RECORDS SHOWN:
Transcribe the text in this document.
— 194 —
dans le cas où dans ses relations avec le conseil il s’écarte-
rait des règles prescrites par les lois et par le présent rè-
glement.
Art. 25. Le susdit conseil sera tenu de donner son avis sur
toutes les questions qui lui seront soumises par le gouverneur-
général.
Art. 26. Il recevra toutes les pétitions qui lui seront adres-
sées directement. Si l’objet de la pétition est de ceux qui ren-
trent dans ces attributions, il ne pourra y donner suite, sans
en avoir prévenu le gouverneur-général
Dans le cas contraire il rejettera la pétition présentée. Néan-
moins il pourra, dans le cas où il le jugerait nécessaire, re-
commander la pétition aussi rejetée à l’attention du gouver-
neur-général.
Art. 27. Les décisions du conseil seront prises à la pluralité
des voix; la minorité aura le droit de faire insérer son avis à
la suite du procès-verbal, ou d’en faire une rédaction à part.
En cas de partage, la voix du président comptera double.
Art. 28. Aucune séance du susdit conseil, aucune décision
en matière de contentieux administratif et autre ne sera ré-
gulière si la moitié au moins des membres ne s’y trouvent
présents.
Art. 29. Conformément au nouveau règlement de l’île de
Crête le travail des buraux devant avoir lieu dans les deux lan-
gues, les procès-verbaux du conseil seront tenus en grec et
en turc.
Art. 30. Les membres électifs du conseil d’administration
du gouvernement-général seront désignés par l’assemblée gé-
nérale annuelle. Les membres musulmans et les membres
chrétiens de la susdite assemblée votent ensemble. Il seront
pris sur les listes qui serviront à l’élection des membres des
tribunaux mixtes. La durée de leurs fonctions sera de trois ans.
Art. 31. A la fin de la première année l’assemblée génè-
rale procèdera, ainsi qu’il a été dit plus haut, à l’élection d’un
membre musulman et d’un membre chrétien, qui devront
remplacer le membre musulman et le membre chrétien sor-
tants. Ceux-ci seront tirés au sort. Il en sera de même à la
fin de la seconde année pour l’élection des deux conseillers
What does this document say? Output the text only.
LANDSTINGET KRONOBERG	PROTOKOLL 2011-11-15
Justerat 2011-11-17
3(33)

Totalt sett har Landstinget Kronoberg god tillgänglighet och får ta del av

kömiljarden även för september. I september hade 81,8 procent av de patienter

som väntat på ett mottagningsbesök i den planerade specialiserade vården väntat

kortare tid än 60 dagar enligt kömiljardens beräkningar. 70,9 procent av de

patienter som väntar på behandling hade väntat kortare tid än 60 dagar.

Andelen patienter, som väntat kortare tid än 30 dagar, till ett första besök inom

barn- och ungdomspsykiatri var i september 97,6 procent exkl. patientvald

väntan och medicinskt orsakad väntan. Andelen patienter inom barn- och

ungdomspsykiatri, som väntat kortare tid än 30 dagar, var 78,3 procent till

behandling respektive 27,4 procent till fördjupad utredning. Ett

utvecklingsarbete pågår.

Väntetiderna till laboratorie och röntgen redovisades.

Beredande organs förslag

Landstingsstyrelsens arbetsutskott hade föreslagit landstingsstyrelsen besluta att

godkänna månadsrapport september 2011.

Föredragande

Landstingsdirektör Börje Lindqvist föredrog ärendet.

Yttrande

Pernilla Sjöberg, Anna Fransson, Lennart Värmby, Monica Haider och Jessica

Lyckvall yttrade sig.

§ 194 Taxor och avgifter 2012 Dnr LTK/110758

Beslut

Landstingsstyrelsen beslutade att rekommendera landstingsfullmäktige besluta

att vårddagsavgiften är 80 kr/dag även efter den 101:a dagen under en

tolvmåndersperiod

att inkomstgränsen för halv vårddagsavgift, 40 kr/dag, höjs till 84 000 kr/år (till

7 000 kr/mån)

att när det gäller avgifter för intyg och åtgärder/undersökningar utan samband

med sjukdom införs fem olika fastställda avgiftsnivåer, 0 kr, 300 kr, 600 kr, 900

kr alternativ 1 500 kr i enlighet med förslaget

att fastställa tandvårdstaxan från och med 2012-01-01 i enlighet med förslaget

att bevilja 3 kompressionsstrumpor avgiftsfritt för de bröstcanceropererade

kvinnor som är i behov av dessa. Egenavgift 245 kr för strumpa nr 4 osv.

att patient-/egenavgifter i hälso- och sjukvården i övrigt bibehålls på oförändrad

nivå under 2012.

TO DO: Look through the entries and find each line that has the string "kortare". Copy those lines.

EXERCISE RESULT:
kortare tid än 60 dagar enligt kömiljardens beräkningar. 70,9 procent av de
patienter som väntar på behandling hade väntat kortare tid än 60 dagar.
Andelen patienter, som väntat kortare tid än 30 dagar, till ett första besök inom
ungdomspsykiatri, som väntat kortare tid än 30 dagar, var 78,3 procent till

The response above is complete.